> Your task
Could you write out every record below exactly, leaving out any pictures?

> Available records
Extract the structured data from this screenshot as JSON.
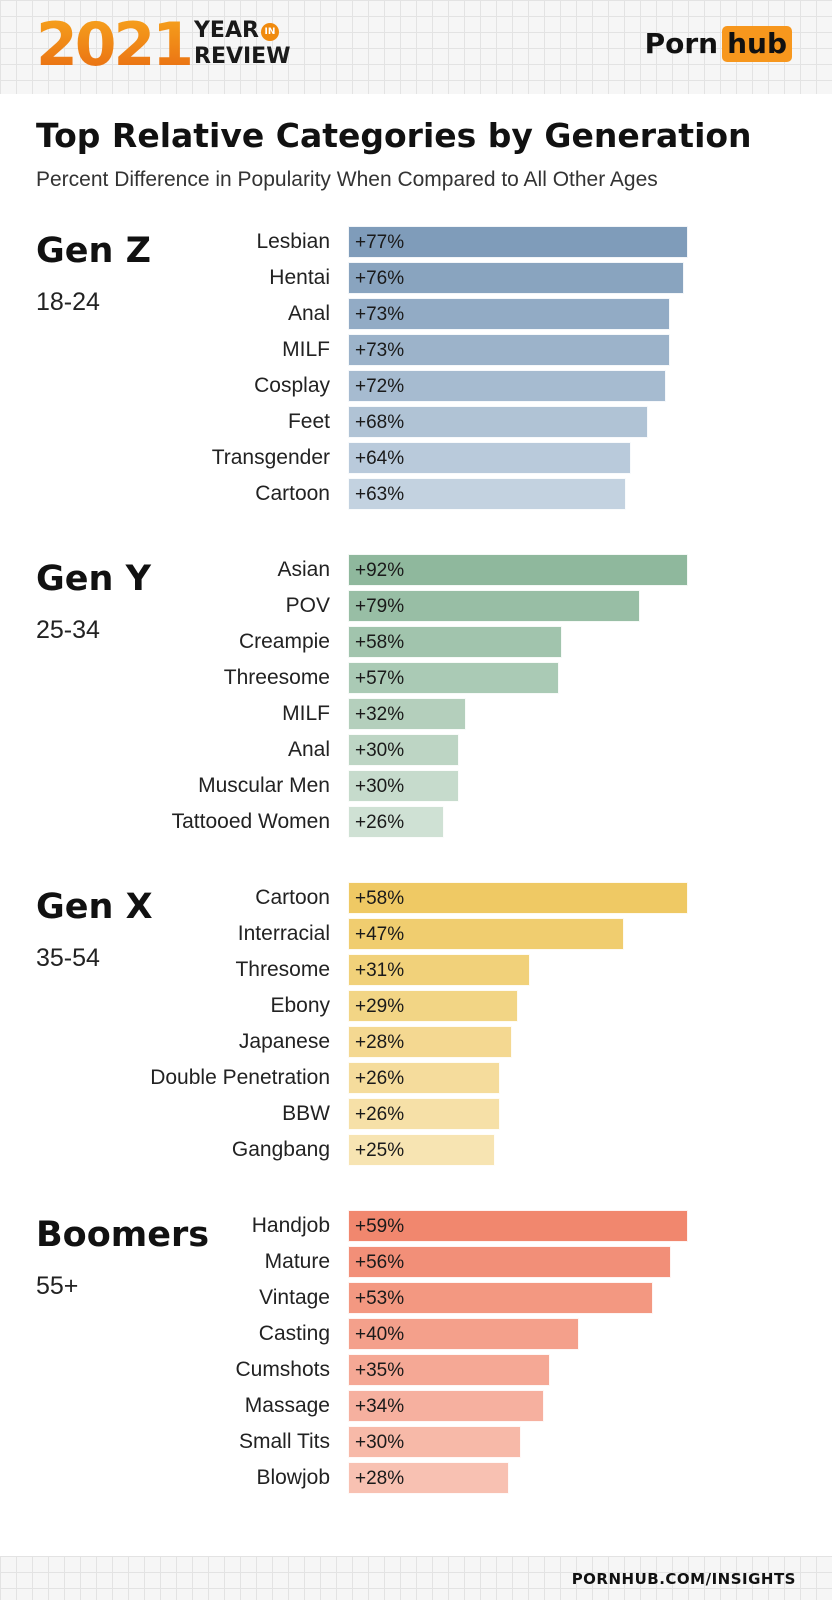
{
  "header": {
    "year": "2021",
    "year_word": "YEAR",
    "in_word": "IN",
    "review_word": "REVIEW",
    "brand_left": "Porn",
    "brand_right": "hub"
  },
  "footer": {
    "url": "PORNHUB.COM/INSIGHTS"
  },
  "colors": {
    "gen_z": [
      "#7f9cba",
      "#c3d2e0"
    ],
    "gen_y": [
      "#8fb89d",
      "#cfe1d4"
    ],
    "gen_x": [
      "#efc964",
      "#f7e4b2"
    ],
    "boomers": [
      "#f1876e",
      "#f8c1b2"
    ]
  },
  "chart_data": {
    "type": "bar",
    "orientation": "horizontal",
    "title": "Top Relative Categories by Generation",
    "subtitle": "Percent Difference in Popularity When Compared to All Other Ages",
    "groups": [
      {
        "key": "gen_z",
        "name": "Gen Z",
        "age": "18-24",
        "categories": [
          "Lesbian",
          "Hentai",
          "Anal",
          "MILF",
          "Cosplay",
          "Feet",
          "Transgender",
          "Cartoon"
        ],
        "values": [
          77,
          76,
          73,
          73,
          72,
          68,
          64,
          63
        ],
        "labels": [
          "+77%",
          "+76%",
          "+73%",
          "+73%",
          "+72%",
          "+68%",
          "+64%",
          "+63%"
        ]
      },
      {
        "key": "gen_y",
        "name": "Gen Y",
        "age": "25-34",
        "categories": [
          "Asian",
          "POV",
          "Creampie",
          "Threesome",
          "MILF",
          "Anal",
          "Muscular Men",
          "Tattooed Women"
        ],
        "values": [
          92,
          79,
          58,
          57,
          32,
          30,
          30,
          26
        ],
        "labels": [
          "+92%",
          "+79%",
          "+58%",
          "+57%",
          "+32%",
          "+30%",
          "+30%",
          "+26%"
        ]
      },
      {
        "key": "gen_x",
        "name": "Gen X",
        "age": "35-54",
        "categories": [
          "Cartoon",
          "Interracial",
          "Thresome",
          "Ebony",
          "Japanese",
          "Double Penetration",
          "BBW",
          "Gangbang"
        ],
        "values": [
          58,
          47,
          31,
          29,
          28,
          26,
          26,
          25
        ],
        "labels": [
          "+58%",
          "+47%",
          "+31%",
          "+29%",
          "+28%",
          "+26%",
          "+26%",
          "+25%"
        ]
      },
      {
        "key": "boomers",
        "name": "Boomers",
        "age": "55+",
        "categories": [
          "Handjob",
          "Mature",
          "Vintage",
          "Casting",
          "Cumshots",
          "Massage",
          "Small Tits",
          "Blowjob"
        ],
        "values": [
          59,
          56,
          53,
          40,
          35,
          34,
          30,
          28
        ],
        "labels": [
          "+59%",
          "+56%",
          "+53%",
          "+40%",
          "+35%",
          "+34%",
          "+30%",
          "+28%"
        ]
      }
    ]
  }
}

> Expected output
Extract the structured data from this screenshot as JSON.
{
  "header": {
    "year": "2021",
    "year_word": "YEAR",
    "in_word": "IN",
    "review_word": "REVIEW",
    "brand_left": "Porn",
    "brand_right": "hub"
  },
  "footer": {
    "url": "PORNHUB.COM/INSIGHTS"
  },
  "colors": {
    "gen_z": [
      "#7f9cba",
      "#c3d2e0"
    ],
    "gen_y": [
      "#8fb89d",
      "#cfe1d4"
    ],
    "gen_x": [
      "#efc964",
      "#f7e4b2"
    ],
    "boomers": [
      "#f1876e",
      "#f8c1b2"
    ]
  },
  "chart_data": {
    "type": "bar",
    "orientation": "horizontal",
    "title": "Top Relative Categories by Generation",
    "subtitle": "Percent Difference in Popularity When Compared to All Other Ages",
    "groups": [
      {
        "key": "gen_z",
        "name": "Gen Z",
        "age": "18-24",
        "categories": [
          "Lesbian",
          "Hentai",
          "Anal",
          "MILF",
          "Cosplay",
          "Feet",
          "Transgender",
          "Cartoon"
        ],
        "values": [
          77,
          76,
          73,
          73,
          72,
          68,
          64,
          63
        ],
        "labels": [
          "+77%",
          "+76%",
          "+73%",
          "+73%",
          "+72%",
          "+68%",
          "+64%",
          "+63%"
        ]
      },
      {
        "key": "gen_y",
        "name": "Gen Y",
        "age": "25-34",
        "categories": [
          "Asian",
          "POV",
          "Creampie",
          "Threesome",
          "MILF",
          "Anal",
          "Muscular Men",
          "Tattooed Women"
        ],
        "values": [
          92,
          79,
          58,
          57,
          32,
          30,
          30,
          26
        ],
        "labels": [
          "+92%",
          "+79%",
          "+58%",
          "+57%",
          "+32%",
          "+30%",
          "+30%",
          "+26%"
        ]
      },
      {
        "key": "gen_x",
        "name": "Gen X",
        "age": "35-54",
        "categories": [
          "Cartoon",
          "Interracial",
          "Thresome",
          "Ebony",
          "Japanese",
          "Double Penetration",
          "BBW",
          "Gangbang"
        ],
        "values": [
          58,
          47,
          31,
          29,
          28,
          26,
          26,
          25
        ],
        "labels": [
          "+58%",
          "+47%",
          "+31%",
          "+29%",
          "+28%",
          "+26%",
          "+26%",
          "+25%"
        ]
      },
      {
        "key": "boomers",
        "name": "Boomers",
        "age": "55+",
        "categories": [
          "Handjob",
          "Mature",
          "Vintage",
          "Casting",
          "Cumshots",
          "Massage",
          "Small Tits",
          "Blowjob"
        ],
        "values": [
          59,
          56,
          53,
          40,
          35,
          34,
          30,
          28
        ],
        "labels": [
          "+59%",
          "+56%",
          "+53%",
          "+40%",
          "+35%",
          "+34%",
          "+30%",
          "+28%"
        ]
      }
    ]
  }
}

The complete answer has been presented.